[TASK DETAILS]:
Select, from the material below, each line with "Проте" in it.
########
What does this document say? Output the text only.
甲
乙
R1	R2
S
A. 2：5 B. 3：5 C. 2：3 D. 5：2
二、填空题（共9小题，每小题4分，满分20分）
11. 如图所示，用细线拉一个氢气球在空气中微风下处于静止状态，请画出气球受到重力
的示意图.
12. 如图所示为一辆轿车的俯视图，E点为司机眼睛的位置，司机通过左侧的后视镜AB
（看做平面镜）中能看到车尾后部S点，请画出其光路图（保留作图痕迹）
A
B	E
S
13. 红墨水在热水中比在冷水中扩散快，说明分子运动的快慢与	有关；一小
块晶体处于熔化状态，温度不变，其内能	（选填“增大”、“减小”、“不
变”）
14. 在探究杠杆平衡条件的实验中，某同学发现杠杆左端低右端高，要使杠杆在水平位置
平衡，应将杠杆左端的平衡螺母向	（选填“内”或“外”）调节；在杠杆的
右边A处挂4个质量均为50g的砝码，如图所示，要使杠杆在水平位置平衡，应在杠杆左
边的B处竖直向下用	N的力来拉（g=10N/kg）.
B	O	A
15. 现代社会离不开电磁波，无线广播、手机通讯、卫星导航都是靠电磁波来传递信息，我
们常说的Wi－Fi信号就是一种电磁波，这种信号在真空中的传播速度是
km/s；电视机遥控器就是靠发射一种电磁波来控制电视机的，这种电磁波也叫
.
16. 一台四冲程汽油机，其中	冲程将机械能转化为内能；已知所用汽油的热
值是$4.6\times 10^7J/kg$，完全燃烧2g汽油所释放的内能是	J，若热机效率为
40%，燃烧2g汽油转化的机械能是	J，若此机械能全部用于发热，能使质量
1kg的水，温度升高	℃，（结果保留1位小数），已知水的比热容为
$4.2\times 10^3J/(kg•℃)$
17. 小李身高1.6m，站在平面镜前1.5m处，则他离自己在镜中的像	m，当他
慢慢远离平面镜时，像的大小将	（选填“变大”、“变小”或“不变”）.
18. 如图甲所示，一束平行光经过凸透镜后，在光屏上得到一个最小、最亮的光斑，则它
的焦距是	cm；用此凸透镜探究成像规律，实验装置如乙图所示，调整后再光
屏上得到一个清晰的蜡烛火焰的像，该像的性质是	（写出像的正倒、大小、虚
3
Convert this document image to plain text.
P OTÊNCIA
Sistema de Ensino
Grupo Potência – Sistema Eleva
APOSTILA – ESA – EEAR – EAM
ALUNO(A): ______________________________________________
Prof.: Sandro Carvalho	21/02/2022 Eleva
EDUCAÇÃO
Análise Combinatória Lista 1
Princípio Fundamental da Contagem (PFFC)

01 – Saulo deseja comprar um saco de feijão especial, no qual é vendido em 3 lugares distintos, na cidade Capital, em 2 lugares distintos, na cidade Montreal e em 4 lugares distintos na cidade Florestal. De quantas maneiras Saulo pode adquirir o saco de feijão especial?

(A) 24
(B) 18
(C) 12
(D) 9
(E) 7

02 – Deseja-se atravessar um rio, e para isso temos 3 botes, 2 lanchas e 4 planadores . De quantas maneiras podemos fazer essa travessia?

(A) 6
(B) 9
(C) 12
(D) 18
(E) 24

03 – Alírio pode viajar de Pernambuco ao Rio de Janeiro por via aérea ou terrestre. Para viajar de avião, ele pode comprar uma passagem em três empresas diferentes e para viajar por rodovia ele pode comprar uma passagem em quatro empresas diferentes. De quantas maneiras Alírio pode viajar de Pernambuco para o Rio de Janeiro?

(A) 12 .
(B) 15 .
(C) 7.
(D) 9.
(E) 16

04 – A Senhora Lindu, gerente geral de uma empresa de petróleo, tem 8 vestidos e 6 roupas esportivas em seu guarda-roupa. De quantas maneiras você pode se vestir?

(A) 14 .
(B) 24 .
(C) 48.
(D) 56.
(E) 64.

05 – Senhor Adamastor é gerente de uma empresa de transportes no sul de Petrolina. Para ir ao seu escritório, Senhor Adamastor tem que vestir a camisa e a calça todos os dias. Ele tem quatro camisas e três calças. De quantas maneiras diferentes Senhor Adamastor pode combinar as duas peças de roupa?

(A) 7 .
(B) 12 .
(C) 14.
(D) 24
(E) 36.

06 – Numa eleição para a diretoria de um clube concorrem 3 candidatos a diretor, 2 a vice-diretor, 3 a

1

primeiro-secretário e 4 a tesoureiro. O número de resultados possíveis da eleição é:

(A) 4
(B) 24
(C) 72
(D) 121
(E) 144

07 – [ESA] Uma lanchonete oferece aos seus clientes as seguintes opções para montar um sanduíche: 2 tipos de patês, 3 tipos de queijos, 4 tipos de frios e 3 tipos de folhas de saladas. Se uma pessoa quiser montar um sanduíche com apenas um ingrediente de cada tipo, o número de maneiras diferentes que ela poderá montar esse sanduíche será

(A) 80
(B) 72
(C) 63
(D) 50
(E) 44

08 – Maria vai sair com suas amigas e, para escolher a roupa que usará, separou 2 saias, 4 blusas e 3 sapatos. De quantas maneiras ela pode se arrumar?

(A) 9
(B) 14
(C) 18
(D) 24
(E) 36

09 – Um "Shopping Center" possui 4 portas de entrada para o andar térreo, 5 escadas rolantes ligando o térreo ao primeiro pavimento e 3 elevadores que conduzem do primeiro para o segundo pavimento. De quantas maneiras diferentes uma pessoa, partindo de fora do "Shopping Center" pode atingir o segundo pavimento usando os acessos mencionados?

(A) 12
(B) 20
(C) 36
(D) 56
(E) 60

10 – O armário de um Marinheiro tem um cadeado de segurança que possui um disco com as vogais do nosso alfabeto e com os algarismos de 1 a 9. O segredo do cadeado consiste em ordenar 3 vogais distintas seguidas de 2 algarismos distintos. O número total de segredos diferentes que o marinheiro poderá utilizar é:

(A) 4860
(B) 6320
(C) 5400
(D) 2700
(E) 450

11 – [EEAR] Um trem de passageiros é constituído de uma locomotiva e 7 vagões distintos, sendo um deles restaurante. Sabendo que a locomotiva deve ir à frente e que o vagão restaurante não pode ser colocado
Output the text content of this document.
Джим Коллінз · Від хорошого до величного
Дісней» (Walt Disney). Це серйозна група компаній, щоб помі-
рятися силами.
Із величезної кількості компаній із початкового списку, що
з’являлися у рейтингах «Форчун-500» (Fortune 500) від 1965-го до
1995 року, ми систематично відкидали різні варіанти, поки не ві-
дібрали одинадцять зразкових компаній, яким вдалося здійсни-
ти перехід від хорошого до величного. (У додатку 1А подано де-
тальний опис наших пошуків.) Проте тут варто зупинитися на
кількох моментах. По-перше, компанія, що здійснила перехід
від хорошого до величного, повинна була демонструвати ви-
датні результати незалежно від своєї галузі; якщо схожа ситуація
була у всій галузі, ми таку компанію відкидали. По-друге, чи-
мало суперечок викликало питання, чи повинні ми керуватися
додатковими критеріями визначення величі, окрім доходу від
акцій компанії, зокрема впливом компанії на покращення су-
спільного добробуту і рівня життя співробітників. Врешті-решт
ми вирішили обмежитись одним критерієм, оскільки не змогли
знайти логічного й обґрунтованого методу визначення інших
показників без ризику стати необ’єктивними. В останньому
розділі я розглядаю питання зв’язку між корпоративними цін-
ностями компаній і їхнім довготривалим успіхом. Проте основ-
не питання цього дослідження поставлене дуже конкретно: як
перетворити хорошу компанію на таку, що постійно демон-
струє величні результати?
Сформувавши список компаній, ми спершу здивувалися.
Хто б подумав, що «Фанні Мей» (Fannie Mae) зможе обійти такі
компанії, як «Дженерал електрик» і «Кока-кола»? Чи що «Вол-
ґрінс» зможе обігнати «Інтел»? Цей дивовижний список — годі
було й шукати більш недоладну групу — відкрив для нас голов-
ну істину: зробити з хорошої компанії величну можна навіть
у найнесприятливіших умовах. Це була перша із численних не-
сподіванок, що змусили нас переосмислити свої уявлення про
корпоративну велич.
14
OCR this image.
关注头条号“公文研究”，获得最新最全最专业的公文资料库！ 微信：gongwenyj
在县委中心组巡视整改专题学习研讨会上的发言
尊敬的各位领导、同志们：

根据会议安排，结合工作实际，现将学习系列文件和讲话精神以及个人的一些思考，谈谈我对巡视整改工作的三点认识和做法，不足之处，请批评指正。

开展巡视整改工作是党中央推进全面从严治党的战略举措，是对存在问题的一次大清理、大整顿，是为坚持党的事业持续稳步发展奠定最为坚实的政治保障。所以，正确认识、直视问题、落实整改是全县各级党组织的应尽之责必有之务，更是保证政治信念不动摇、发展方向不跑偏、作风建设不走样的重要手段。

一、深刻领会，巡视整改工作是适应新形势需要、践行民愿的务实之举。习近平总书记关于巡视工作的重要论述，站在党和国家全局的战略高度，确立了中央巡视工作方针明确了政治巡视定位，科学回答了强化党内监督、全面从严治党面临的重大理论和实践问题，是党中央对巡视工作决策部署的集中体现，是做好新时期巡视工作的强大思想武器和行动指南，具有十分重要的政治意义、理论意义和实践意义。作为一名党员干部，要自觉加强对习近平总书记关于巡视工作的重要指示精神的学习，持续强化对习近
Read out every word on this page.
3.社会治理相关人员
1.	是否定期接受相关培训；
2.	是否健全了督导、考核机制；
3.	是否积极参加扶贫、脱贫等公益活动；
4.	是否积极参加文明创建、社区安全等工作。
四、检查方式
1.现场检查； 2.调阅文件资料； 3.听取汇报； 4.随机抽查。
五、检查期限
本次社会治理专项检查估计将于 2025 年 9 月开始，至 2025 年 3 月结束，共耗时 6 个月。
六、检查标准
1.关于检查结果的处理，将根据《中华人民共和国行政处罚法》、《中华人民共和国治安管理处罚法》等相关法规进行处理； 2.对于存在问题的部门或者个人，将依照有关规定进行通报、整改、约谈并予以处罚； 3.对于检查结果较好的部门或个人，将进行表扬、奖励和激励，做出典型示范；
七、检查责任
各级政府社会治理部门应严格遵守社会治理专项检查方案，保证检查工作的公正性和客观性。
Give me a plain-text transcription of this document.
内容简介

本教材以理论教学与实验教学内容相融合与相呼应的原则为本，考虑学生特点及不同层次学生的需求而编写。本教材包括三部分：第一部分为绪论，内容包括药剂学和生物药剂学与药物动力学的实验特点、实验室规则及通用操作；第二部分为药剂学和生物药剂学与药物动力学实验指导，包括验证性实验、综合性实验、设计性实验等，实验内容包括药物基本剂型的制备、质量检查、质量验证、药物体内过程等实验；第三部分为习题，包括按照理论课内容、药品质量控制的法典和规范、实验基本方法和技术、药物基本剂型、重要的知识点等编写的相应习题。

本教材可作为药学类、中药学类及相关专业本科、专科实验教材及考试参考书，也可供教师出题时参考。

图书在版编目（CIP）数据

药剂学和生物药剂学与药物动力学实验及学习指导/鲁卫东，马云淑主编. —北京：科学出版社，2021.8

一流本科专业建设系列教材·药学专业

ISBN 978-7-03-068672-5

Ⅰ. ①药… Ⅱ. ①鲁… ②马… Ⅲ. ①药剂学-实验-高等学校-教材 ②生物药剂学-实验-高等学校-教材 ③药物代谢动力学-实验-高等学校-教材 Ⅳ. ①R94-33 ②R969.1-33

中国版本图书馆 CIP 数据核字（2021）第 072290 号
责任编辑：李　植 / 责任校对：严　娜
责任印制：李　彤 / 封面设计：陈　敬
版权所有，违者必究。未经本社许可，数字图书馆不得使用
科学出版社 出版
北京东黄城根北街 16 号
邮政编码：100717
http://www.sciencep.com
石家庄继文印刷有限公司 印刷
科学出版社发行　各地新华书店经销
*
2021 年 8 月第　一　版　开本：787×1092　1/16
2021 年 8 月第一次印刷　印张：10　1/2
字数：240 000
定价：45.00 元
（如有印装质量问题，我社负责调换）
########
[TASK RESPONSE]:
тальний опис наших пошуків.) Проте тут варто зупинитися на
ностями компаній і їхнім довготривалим успіхом. Проте основ-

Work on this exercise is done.